>> begin Record extracts
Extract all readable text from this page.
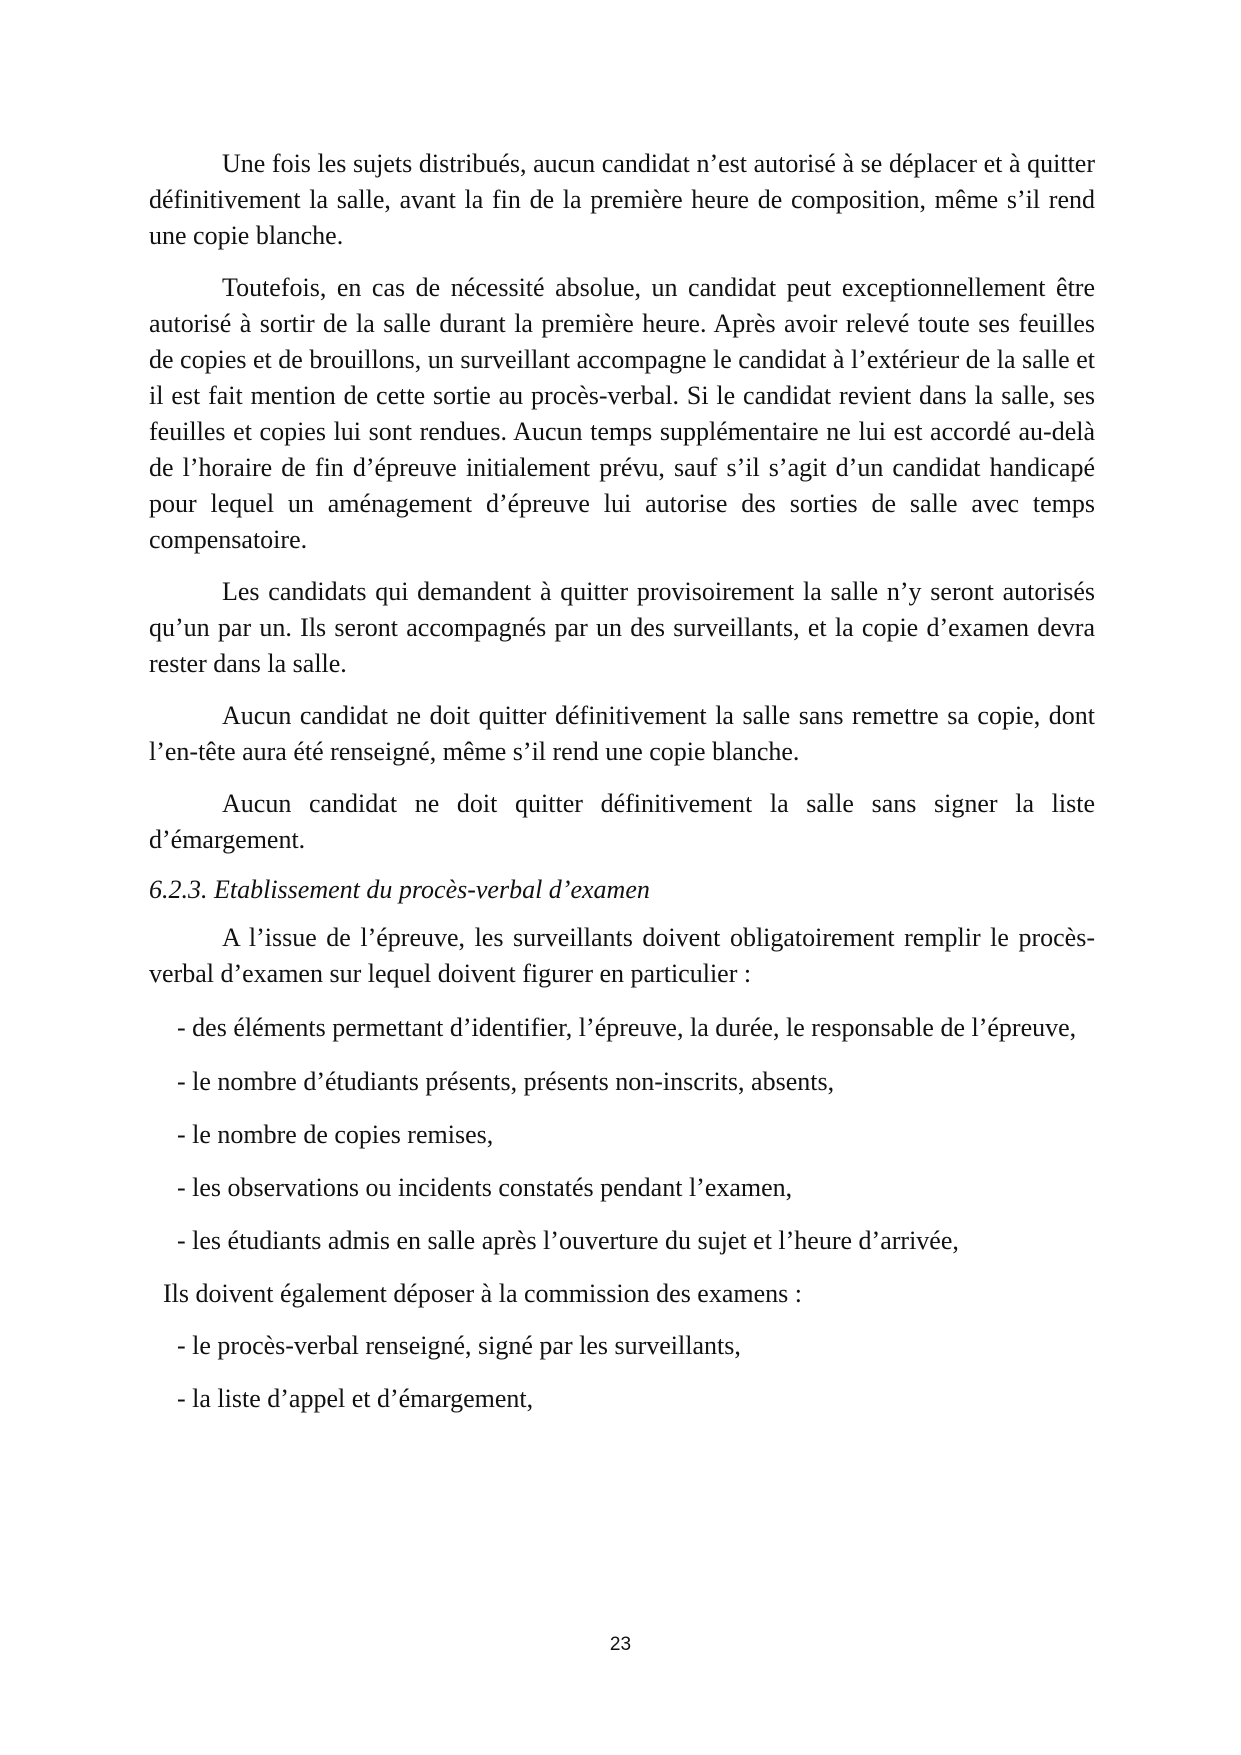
Une fois les sujets distribués, aucun candidat n’est autorisé à se déplacer et à quitter définitivement la salle, avant la fin de la première heure de composition, même s’il rend une copie blanche.

Toutefois, en cas de nécessité absolue, un candidat peut exceptionnellement être autorisé à sortir de la salle durant la première heure. Après avoir relevé toute ses feuilles de copies et de brouillons, un surveillant accompagne le candidat à l’extérieur de la salle et il est fait mention de cette sortie au procès-verbal. Si le candidat revient dans la salle, ses feuilles et copies lui sont rendues. Aucun temps supplémentaire ne lui est accordé au-delà de l’horaire de fin d’épreuve initialement prévu, sauf s’il s’agit d’un candidat handicapé pour lequel un aménagement d’épreuve lui autorise des sorties de salle avec temps compensatoire.

Les candidats qui demandent à quitter provisoirement la salle n’y seront autorisés qu’un par un. Ils seront accompagnés par un des surveillants, et la copie d’examen devra rester dans la salle.

Aucun candidat ne doit quitter définitivement la salle sans remettre sa copie, dont l’en-tête aura été renseigné, même s’il rend une copie blanche.

Aucun candidat ne doit quitter définitivement la salle sans signer la liste d’émargement.

6.2.3. Etablissement du procès-verbal d’examen

A l’issue de l’épreuve, les surveillants doivent obligatoirement remplir le procès-verbal d’examen sur lequel doivent figurer en particulier :

- des éléments permettant d’identifier, l’épreuve, la durée, le responsable de l’épreuve,
- le nombre d’étudiants présents, présents non-inscrits, absents,
- le nombre de copies remises,
- les observations ou incidents constatés pendant l’examen,
- les étudiants admis en salle après l’ouverture du sujet et l’heure d’arrivée,

Ils doivent également déposer à la commission des examens :

- le procès-verbal renseigné, signé par les surveillants,
- la liste d’appel et d’émargement,
23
>> end Record extracts
Exercise. Find every line in the records that contains the word "sans"; copy those lines.

Result of the exercise.
Aucun candidat ne doit quitter définitivement la salle sans remettre sa copie, dont l’en-tête aura été renseigné, même s’il rend une copie blanche.
Aucun candidat ne doit quitter définitivement la salle sans signer la liste d’émargement.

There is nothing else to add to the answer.